Extracted data entries
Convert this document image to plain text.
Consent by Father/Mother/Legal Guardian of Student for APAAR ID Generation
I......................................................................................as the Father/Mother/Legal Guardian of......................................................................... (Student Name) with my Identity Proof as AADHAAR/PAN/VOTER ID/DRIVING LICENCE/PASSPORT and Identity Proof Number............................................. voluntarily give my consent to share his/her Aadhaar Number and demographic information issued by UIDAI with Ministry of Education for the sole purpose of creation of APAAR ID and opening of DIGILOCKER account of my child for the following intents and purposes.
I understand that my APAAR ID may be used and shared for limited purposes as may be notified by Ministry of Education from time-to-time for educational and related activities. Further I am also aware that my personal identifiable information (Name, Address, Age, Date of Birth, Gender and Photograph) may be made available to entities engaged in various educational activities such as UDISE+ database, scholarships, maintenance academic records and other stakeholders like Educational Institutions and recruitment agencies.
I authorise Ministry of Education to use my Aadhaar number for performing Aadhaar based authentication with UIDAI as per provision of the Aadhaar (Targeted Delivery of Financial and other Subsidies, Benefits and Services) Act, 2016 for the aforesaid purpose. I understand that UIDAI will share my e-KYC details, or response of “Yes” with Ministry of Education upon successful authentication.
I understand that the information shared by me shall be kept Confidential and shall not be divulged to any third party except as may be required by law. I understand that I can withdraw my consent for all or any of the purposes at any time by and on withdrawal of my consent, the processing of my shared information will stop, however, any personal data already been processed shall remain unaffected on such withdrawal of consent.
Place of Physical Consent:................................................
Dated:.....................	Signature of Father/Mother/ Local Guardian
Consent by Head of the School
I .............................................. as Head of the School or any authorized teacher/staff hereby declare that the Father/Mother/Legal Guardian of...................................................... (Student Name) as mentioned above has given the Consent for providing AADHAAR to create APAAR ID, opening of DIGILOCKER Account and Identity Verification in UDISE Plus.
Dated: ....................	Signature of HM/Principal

(TO DO):
The records above should be restated word for word, please.

(REPLY):
Convert this document image to plain text.
Consent by Father/Mother/Legal Guardian of Student for APAAR ID Generation
I......................................................................................as the Father/Mother/Legal Guardian of......................................................................... (Student Name) with my Identity Proof as AADHAAR/PAN/VOTER ID/DRIVING LICENCE/PASSPORT and Identity Proof Number............................................. voluntarily give my consent to share his/her Aadhaar Number and demographic information issued by UIDAI with Ministry of Education for the sole purpose of creation of APAAR ID and opening of DIGILOCKER account of my child for the following intents and purposes.
I understand that my APAAR ID may be used and shared for limited purposes as may be notified by Ministry of Education from time-to-time for educational and related activities. Further I am also aware that my personal identifiable information (Name, Address, Age, Date of Birth, Gender and Photograph) may be made available to entities engaged in various educational activities such as UDISE+ database, scholarships, maintenance academic records and other stakeholders like Educational Institutions and recruitment agencies.
I authorise Ministry of Education to use my Aadhaar number for performing Aadhaar based authentication with UIDAI as per provision of the Aadhaar (Targeted Delivery of Financial and other Subsidies, Benefits and Services) Act, 2016 for the aforesaid purpose. I understand that UIDAI will share my e-KYC details, or response of “Yes” with Ministry of Education upon successful authentication.
I understand that the information shared by me shall be kept Confidential and shall not be divulged to any third party except as may be required by law. I understand that I can withdraw my consent for all or any of the purposes at any time by and on withdrawal of my consent, the processing of my shared information will stop, however, any personal data already been processed shall remain unaffected on such withdrawal of consent.
Place of Physical Consent:................................................
Dated:.....................	Signature of Father/Mother/ Local Guardian
Consent by Head of the School
I .............................................. as Head of the School or any authorized teacher/staff hereby declare that the Father/Mother/Legal Guardian of...................................................... (Student Name) as mentioned above has given the Consent for providing AADHAAR to create APAAR ID, opening of DIGILOCKER Account and Identity Verification in UDISE Plus.
Dated: ....................	Signature of HM/Principal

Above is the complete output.